RECORDS:
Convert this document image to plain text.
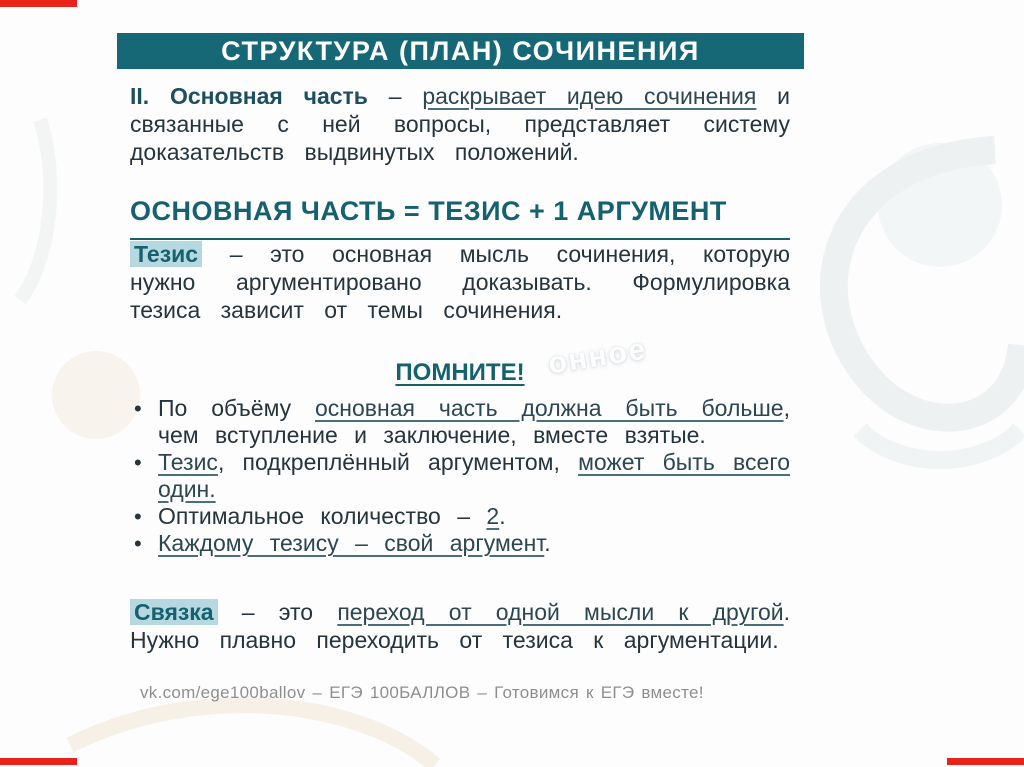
онное
СТРУКТУРА (ПЛАН) СОЧИНЕНИЯ

II. Основная часть – раскрывает идею сочинения и связанные с ней вопросы, представляет систему доказательств выдвинутых положений.

ОСНОВНАЯ ЧАСТЬ = ТЕЗИС + 1 АРГУМЕНТ

Тезис – это основная мысль сочинения, которую нужно аргументировано доказывать. Формулировка тезиса зависит от темы сочинения.

ПОМНИТЕ!
• По объёму основная часть должна быть больше, чем вступление и заключение, вместе взятые.
• Тезис, подкреплённый аргументом, может быть всего один.
• Оптимальное количество – 2.
• Каждому тезису – свой аргумент.

Связка – это переход от одной мысли к другой. Нужно плавно переходить от тезиса к аргументации.

vk.com/ege100ballov – ЕГЭ 100БАЛЛОВ – Готовимся к ЕГЭ вместе!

WRITTEN EXERCISE: Retype each line of the listing above word for word. Exclude the pictures.

FINAL ANSWER:
Convert this document image to plain text.
онное
СТРУКТУРА (ПЛАН) СОЧИНЕНИЯ

II. Основная часть – раскрывает идею сочинения и связанные с ней вопросы, представляет систему доказательств выдвинутых положений.

ОСНОВНАЯ ЧАСТЬ = ТЕЗИС + 1 АРГУМЕНТ

Тезис – это основная мысль сочинения, которую нужно аргументировано доказывать. Формулировка тезиса зависит от темы сочинения.

ПОМНИТЕ!
• По объёму основная часть должна быть больше, чем вступление и заключение, вместе взятые.
• Тезис, подкреплённый аргументом, может быть всего один.
• Оптимальное количество – 2.
• Каждому тезису – свой аргумент.

Связка – это переход от одной мысли к другой. Нужно плавно переходить от тезиса к аргументации.

vk.com/ege100ballov – ЕГЭ 100БАЛЛОВ – Готовимся к ЕГЭ вместе!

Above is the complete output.